• Directive: Locate the lines where "winter" occurs and copy them as they stand.

• Material for this exercise:

• • • • • • •

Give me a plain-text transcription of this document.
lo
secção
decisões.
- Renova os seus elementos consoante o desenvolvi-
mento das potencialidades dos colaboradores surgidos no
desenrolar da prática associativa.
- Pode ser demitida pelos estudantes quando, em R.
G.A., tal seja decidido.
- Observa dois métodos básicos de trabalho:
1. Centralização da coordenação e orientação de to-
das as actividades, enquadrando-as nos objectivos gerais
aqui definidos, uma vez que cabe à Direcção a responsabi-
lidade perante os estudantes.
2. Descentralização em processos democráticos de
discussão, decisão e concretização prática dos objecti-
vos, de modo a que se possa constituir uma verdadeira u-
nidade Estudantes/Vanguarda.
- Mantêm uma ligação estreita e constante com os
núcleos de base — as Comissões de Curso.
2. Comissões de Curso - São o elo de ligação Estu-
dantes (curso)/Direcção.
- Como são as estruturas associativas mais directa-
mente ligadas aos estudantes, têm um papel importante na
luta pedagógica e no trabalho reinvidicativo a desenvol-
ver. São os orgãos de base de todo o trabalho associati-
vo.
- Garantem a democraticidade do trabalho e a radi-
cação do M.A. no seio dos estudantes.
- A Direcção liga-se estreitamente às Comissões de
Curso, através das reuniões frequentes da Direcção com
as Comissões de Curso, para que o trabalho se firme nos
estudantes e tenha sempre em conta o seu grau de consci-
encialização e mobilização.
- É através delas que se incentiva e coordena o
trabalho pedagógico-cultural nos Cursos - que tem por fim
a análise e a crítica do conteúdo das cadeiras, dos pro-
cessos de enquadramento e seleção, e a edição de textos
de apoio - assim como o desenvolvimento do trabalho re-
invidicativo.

• • • • • • •

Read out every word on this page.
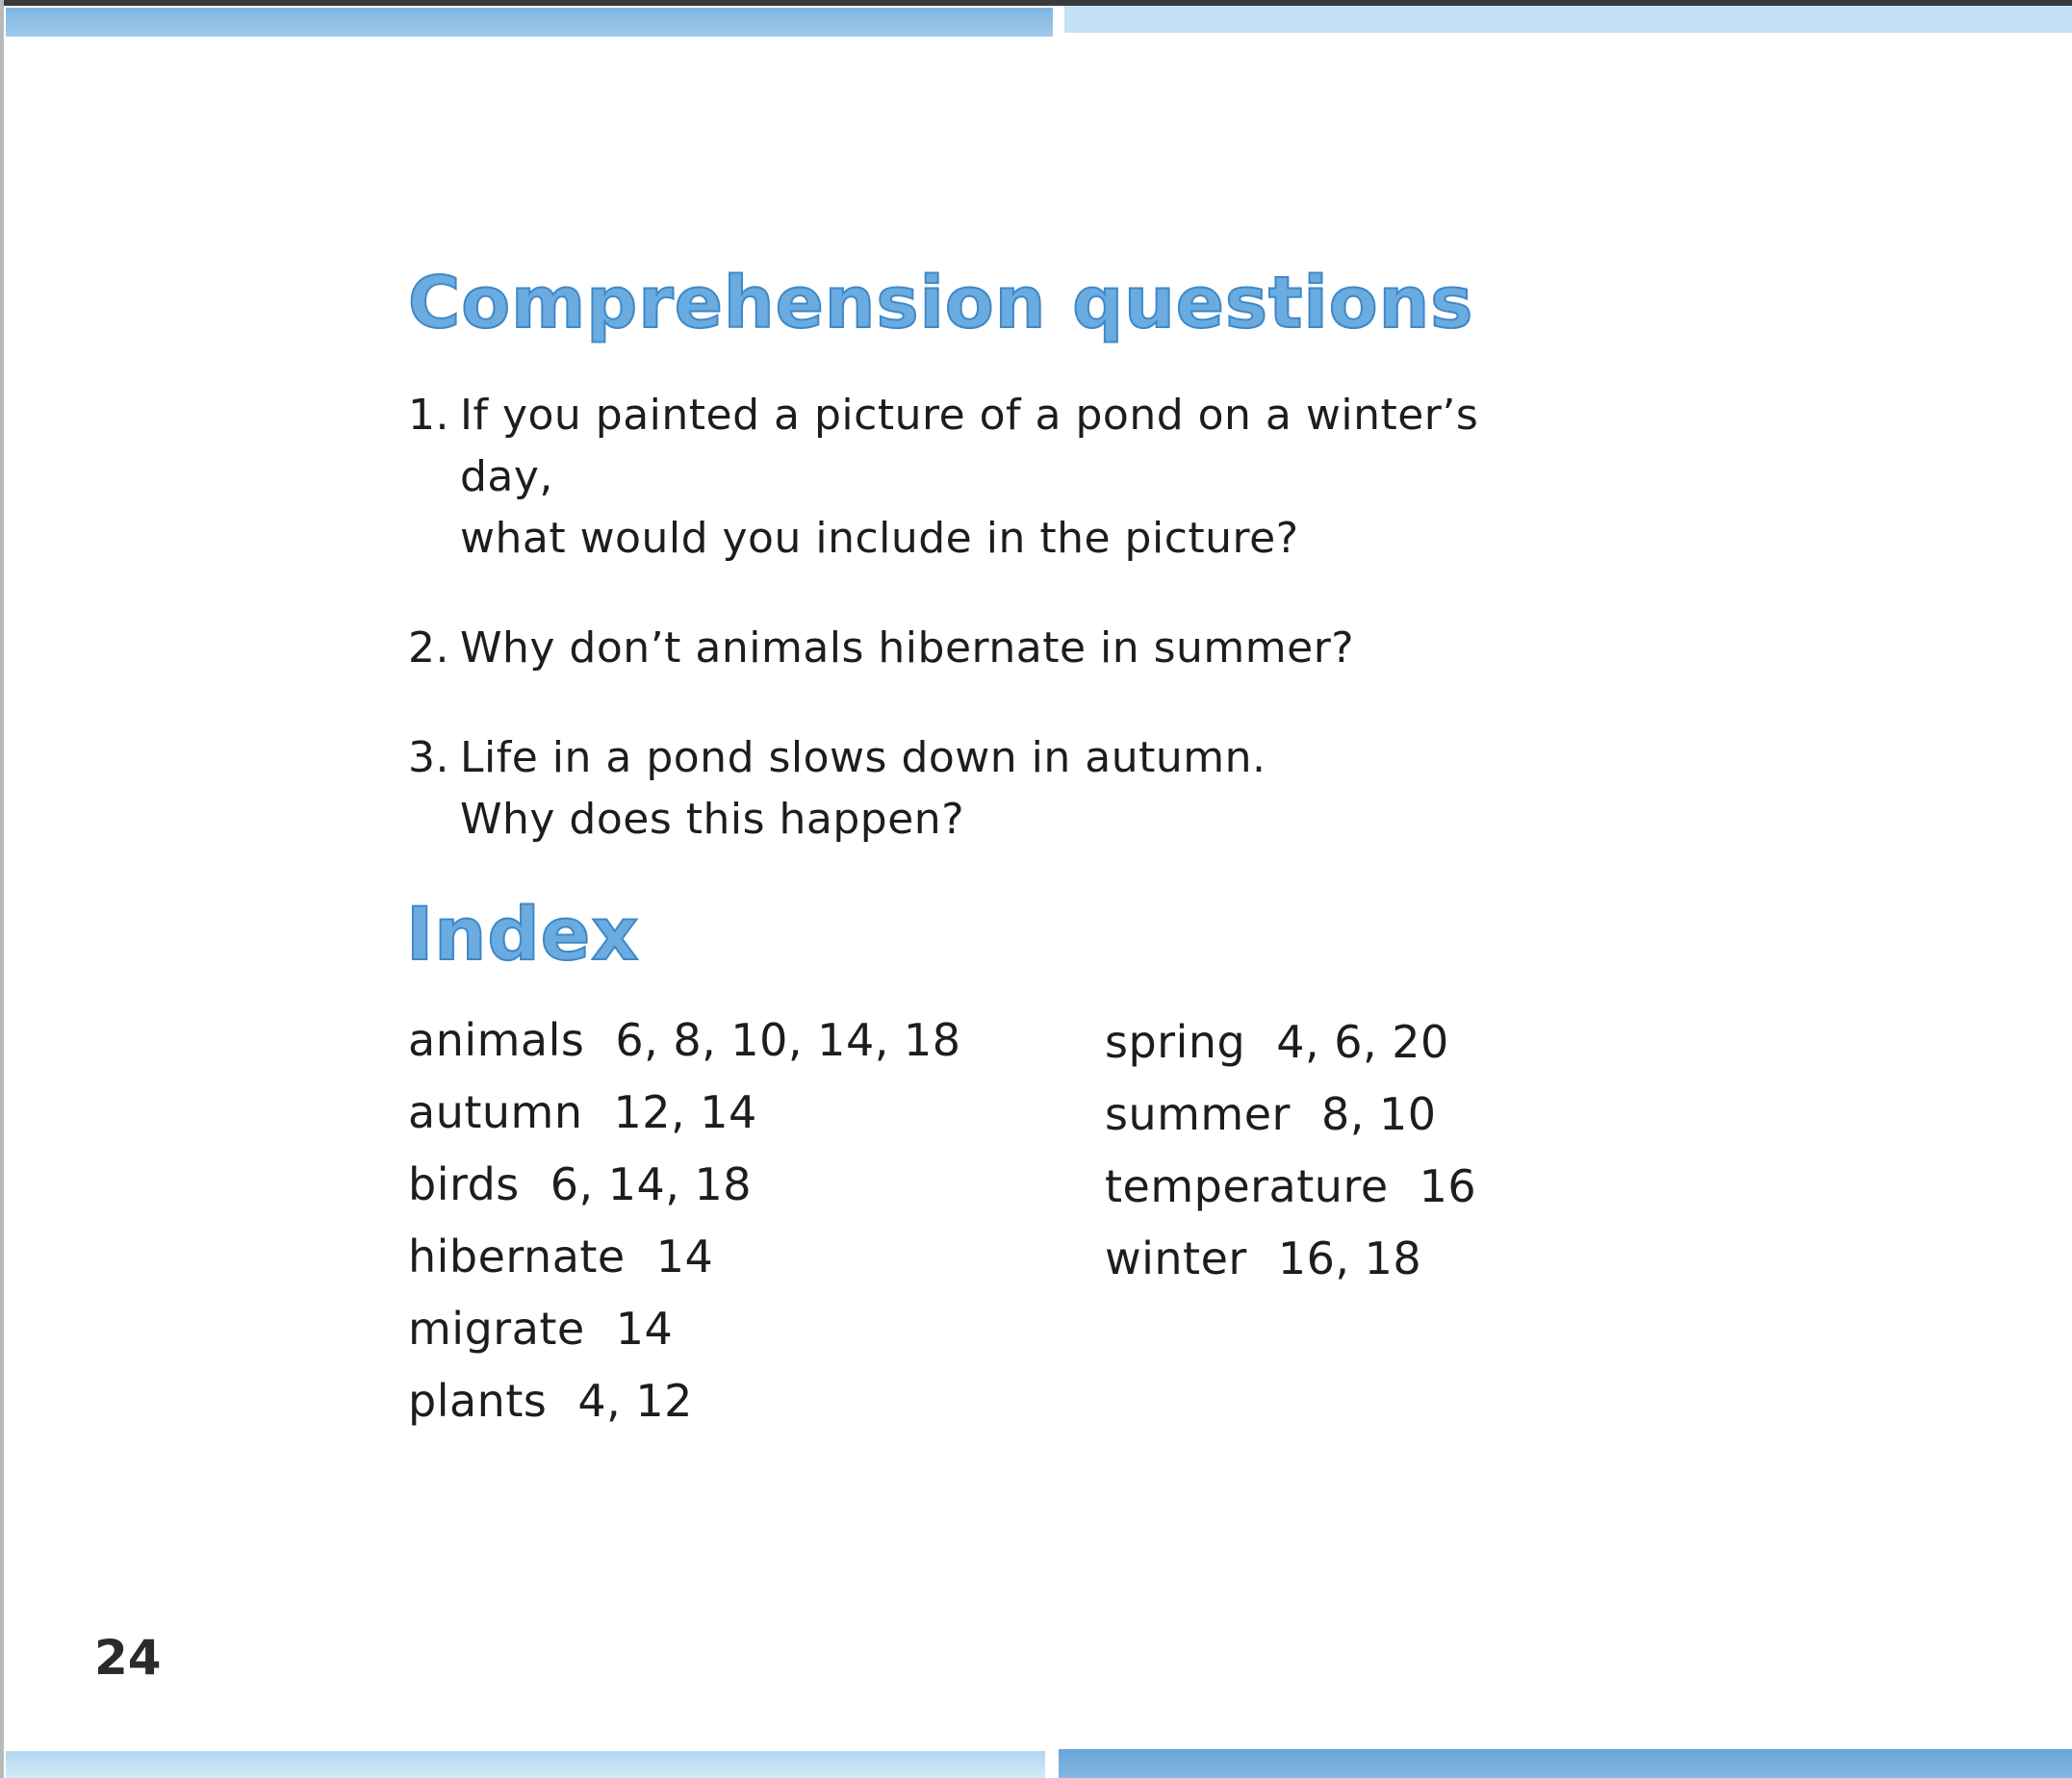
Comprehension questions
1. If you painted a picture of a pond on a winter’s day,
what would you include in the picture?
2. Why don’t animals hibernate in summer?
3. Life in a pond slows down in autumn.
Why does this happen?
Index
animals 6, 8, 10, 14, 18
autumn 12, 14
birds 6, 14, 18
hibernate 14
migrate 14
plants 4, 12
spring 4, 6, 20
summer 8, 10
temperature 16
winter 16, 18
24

• • • • • • •

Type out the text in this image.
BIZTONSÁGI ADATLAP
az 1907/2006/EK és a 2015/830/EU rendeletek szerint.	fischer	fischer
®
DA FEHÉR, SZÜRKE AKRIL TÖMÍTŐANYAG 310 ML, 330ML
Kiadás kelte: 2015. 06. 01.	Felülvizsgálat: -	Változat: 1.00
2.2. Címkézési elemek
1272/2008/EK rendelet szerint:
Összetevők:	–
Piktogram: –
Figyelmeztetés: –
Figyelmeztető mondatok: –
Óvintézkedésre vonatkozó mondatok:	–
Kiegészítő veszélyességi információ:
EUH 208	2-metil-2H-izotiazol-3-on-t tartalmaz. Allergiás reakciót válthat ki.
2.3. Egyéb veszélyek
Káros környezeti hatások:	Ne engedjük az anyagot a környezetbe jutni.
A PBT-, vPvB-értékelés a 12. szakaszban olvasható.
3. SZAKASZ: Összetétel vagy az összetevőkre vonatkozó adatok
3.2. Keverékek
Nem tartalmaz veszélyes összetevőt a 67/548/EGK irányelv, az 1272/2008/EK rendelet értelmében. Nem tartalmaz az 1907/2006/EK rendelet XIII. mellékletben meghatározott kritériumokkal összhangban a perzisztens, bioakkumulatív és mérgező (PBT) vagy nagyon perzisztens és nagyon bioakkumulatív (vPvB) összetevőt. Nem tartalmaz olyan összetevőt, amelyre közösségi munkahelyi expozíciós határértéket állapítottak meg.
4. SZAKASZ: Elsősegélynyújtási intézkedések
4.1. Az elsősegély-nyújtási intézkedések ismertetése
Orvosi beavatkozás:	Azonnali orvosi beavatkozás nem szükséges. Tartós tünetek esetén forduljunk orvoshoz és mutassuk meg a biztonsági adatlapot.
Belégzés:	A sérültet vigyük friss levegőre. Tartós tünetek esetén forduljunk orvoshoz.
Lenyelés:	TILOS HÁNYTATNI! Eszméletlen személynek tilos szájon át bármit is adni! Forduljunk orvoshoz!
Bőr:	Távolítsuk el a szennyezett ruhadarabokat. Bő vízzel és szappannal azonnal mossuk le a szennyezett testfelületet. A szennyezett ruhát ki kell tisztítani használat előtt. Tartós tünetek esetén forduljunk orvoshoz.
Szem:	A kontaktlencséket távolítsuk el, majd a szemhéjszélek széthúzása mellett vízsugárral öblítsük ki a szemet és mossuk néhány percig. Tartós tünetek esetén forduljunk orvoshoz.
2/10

• • • • • • •

• Task output:
1. If you painted a picture of a pond on a winter’s day,
winter 16, 18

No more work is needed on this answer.